=== Short task ===
Report the number of lines in the entries below that include the word "Frequency", and nothing else.

(Figure collection entries)

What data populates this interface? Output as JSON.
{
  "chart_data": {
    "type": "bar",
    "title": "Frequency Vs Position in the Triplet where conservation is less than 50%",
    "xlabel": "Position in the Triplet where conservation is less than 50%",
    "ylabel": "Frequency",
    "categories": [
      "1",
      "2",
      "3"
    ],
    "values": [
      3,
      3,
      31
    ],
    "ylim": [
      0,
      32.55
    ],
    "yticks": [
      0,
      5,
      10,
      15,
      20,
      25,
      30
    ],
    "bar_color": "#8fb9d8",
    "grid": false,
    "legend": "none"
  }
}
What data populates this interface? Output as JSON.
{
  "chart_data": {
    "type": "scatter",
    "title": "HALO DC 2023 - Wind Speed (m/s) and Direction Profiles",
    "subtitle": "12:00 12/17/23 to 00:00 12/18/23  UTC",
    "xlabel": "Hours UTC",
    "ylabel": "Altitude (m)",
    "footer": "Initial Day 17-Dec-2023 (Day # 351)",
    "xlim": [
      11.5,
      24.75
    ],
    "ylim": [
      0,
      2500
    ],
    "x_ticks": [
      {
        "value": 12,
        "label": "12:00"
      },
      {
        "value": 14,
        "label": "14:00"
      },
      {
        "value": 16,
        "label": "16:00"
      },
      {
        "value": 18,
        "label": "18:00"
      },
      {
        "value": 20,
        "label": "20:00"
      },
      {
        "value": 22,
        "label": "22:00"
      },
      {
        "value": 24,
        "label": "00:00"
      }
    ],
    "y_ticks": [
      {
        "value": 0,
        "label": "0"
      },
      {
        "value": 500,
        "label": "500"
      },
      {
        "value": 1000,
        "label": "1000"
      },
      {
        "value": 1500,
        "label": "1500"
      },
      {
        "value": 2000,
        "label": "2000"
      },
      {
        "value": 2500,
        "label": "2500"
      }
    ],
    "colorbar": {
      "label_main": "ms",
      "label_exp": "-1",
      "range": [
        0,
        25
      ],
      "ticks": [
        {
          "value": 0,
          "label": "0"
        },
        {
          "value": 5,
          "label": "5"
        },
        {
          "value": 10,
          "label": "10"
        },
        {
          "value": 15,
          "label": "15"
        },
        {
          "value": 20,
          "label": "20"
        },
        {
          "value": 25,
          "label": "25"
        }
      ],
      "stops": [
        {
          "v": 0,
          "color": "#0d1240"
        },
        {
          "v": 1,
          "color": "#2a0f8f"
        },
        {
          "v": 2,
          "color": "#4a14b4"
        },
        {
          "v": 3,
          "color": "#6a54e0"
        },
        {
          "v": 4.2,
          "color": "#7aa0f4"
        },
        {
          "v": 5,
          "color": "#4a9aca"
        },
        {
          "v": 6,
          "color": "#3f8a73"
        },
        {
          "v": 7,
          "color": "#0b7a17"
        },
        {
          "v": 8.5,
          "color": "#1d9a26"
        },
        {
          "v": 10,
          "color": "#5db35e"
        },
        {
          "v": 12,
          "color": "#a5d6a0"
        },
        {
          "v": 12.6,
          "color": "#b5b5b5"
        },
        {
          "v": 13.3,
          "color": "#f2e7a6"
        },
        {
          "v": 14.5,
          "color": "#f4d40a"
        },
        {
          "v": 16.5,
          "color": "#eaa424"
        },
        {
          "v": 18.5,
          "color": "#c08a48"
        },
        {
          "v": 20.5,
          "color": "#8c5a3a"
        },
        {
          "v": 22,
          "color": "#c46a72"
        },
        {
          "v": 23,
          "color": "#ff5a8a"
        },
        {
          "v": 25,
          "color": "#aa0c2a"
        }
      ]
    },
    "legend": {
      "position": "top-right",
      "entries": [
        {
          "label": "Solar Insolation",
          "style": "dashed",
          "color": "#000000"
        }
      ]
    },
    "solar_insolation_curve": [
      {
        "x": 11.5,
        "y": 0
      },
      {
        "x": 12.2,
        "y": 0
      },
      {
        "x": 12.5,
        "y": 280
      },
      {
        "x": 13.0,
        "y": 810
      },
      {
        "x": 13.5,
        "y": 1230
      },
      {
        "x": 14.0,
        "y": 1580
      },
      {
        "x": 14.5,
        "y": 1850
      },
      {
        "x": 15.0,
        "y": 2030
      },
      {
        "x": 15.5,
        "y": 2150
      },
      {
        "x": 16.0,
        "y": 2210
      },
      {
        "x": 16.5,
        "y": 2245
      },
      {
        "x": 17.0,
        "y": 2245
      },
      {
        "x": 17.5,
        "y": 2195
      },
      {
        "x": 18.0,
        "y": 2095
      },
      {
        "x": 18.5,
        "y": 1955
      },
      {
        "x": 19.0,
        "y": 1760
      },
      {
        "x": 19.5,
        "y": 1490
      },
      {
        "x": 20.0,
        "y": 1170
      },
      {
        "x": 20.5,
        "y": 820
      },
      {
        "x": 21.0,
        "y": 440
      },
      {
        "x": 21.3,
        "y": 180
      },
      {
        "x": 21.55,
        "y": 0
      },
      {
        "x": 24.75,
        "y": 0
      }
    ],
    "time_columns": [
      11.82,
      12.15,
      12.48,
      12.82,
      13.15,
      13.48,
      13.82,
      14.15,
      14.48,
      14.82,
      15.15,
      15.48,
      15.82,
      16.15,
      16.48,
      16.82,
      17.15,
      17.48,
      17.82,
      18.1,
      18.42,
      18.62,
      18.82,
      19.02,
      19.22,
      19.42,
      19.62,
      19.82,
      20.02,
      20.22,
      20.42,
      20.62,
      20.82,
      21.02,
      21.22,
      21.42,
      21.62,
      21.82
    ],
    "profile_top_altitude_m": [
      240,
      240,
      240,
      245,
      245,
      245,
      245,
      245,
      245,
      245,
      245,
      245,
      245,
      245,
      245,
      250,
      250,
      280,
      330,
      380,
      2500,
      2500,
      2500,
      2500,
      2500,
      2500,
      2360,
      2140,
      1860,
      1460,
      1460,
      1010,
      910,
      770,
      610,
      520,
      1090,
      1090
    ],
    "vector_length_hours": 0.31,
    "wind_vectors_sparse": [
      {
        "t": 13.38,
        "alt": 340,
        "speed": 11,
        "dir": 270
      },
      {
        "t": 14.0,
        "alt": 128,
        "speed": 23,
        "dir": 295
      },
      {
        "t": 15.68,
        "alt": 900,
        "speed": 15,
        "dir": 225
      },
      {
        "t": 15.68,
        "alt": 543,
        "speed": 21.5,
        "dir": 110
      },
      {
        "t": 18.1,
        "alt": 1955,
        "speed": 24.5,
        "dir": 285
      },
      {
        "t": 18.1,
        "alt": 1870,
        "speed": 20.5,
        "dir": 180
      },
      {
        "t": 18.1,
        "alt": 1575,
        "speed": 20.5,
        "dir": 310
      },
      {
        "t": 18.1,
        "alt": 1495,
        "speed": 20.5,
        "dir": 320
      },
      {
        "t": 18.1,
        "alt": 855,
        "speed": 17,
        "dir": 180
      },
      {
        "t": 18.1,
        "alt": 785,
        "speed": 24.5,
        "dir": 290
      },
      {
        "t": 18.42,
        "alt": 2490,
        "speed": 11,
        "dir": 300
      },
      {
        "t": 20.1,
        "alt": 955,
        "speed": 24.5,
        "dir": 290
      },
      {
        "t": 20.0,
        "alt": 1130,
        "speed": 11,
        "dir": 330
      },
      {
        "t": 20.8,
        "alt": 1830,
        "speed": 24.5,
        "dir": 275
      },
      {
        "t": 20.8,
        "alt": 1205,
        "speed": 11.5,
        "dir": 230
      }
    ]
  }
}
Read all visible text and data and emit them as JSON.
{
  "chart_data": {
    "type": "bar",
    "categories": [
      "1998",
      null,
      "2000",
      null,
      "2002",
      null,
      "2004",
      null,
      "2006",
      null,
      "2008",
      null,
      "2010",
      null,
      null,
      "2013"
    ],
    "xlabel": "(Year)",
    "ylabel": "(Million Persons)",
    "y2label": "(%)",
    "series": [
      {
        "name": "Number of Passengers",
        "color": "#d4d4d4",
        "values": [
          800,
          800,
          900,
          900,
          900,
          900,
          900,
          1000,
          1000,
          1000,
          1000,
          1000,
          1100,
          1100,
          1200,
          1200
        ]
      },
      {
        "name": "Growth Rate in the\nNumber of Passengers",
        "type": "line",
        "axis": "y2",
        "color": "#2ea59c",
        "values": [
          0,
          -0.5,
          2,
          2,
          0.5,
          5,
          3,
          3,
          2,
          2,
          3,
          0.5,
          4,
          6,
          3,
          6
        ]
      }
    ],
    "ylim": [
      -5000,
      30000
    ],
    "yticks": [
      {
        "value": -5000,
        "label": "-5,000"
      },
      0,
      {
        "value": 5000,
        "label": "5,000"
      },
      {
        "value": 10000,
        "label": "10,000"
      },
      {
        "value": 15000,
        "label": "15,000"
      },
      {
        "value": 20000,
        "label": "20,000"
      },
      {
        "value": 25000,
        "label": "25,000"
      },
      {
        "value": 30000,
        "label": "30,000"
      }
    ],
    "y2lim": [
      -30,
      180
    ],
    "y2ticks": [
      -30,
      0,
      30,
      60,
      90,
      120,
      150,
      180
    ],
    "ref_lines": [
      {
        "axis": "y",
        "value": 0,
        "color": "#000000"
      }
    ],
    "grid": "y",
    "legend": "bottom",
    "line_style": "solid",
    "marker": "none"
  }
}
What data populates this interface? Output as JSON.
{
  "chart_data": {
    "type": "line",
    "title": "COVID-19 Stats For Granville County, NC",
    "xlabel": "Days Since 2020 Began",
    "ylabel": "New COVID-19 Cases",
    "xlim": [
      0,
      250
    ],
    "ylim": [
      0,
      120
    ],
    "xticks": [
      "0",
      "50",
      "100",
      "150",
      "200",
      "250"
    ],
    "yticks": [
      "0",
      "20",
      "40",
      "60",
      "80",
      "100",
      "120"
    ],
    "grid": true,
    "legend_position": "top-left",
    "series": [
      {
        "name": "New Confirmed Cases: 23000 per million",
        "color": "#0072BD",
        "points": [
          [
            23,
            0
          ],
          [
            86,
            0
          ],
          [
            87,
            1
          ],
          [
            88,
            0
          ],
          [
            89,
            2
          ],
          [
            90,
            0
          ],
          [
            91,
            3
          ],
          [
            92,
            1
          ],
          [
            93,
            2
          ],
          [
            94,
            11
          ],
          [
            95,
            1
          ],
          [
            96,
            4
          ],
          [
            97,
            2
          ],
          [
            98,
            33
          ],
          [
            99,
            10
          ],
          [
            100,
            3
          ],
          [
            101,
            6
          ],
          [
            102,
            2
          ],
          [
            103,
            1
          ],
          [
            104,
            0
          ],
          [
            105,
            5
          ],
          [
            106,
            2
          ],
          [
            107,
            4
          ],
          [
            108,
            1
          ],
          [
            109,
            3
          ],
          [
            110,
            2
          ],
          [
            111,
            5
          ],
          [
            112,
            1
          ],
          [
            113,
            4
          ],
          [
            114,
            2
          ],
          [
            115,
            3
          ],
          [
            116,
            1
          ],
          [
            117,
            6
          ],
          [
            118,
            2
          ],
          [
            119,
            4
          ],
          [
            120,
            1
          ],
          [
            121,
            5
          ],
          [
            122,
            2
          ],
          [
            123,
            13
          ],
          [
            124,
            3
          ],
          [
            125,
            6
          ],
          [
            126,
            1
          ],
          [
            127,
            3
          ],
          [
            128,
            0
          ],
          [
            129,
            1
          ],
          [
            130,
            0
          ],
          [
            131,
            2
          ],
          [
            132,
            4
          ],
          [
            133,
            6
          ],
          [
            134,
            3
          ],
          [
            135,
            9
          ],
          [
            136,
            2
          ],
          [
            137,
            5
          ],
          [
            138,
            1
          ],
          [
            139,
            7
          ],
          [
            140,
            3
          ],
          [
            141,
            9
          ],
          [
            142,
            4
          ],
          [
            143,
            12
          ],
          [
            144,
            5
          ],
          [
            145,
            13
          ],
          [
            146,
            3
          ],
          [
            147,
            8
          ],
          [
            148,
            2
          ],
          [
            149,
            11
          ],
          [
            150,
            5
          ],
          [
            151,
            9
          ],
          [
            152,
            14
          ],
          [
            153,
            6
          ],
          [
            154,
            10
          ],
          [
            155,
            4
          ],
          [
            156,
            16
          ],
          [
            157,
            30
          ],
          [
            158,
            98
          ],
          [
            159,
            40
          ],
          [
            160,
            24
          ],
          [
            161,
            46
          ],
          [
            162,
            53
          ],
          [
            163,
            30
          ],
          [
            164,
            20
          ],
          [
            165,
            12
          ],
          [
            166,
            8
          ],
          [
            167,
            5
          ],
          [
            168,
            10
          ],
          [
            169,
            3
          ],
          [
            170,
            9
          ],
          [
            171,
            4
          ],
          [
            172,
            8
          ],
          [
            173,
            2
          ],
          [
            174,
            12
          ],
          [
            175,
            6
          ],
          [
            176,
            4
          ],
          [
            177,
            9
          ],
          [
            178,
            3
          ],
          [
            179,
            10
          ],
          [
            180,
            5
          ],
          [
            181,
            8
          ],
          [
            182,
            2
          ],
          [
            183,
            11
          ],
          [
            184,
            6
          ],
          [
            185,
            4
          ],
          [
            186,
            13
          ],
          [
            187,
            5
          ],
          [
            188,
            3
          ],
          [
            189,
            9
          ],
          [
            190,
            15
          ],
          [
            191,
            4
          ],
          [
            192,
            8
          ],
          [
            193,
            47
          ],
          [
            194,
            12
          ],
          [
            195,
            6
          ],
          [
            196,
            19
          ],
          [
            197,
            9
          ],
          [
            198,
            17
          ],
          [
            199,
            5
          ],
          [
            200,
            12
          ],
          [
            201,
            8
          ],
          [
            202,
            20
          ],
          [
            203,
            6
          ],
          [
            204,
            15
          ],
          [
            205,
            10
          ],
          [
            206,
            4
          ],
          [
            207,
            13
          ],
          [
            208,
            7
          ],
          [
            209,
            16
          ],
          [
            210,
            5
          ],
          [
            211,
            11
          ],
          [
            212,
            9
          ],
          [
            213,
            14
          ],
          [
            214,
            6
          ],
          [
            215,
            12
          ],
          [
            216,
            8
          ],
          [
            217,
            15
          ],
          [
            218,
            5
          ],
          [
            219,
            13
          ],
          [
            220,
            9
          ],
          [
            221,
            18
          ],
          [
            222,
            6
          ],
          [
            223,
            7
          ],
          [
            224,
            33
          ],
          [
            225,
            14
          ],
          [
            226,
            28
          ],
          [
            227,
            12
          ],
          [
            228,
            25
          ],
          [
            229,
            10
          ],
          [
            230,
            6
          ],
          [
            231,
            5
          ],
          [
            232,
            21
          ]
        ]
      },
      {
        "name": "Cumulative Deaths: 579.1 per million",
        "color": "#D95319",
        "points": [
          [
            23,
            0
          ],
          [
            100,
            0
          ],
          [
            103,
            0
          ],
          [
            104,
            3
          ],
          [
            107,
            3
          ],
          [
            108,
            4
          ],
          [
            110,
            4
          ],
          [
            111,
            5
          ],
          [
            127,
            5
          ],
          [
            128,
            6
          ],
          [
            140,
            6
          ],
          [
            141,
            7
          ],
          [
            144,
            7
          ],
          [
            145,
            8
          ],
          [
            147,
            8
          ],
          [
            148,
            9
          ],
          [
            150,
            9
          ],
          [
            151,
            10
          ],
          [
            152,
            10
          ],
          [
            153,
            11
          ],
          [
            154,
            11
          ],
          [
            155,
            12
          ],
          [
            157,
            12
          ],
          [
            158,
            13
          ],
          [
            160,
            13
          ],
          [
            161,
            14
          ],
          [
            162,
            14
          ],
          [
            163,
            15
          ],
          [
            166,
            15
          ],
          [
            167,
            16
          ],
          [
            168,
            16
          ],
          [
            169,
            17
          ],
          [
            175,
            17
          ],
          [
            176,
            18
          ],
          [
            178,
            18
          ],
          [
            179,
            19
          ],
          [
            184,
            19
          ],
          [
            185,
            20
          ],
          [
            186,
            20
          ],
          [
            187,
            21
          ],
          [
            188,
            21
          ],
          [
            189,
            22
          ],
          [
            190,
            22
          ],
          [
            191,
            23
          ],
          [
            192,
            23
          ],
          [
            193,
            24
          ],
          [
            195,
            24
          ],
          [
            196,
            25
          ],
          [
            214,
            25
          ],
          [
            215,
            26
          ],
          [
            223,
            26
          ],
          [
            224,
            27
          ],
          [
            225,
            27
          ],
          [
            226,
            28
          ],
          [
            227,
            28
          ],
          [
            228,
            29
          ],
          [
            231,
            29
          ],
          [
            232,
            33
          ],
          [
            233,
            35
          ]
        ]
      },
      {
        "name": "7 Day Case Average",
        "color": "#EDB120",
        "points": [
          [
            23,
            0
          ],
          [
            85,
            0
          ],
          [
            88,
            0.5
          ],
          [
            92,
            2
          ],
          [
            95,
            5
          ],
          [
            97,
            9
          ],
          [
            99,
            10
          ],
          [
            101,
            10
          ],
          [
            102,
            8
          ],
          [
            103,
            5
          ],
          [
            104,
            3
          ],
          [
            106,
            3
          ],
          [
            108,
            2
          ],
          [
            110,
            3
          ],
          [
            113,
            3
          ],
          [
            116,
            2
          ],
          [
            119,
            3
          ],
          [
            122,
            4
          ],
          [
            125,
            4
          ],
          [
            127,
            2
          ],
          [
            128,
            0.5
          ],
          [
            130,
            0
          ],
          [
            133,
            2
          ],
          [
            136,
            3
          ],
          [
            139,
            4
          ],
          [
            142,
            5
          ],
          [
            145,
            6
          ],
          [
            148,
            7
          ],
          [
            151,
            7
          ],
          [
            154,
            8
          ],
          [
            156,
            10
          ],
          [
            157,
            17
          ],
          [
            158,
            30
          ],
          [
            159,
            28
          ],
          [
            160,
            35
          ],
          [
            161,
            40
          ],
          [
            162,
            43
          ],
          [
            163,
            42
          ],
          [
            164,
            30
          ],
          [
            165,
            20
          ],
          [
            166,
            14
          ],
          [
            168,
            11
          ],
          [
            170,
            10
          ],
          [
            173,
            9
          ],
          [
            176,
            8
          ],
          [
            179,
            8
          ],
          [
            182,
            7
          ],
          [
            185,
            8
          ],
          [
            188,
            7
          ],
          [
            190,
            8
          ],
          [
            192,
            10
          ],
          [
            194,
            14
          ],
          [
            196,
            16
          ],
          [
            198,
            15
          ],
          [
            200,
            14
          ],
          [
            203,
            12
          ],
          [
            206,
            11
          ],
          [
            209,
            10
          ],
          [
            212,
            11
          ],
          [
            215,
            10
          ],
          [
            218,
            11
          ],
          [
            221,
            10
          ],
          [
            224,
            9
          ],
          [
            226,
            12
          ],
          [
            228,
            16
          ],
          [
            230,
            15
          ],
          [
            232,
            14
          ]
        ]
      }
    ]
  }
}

=== Correct answer ===
2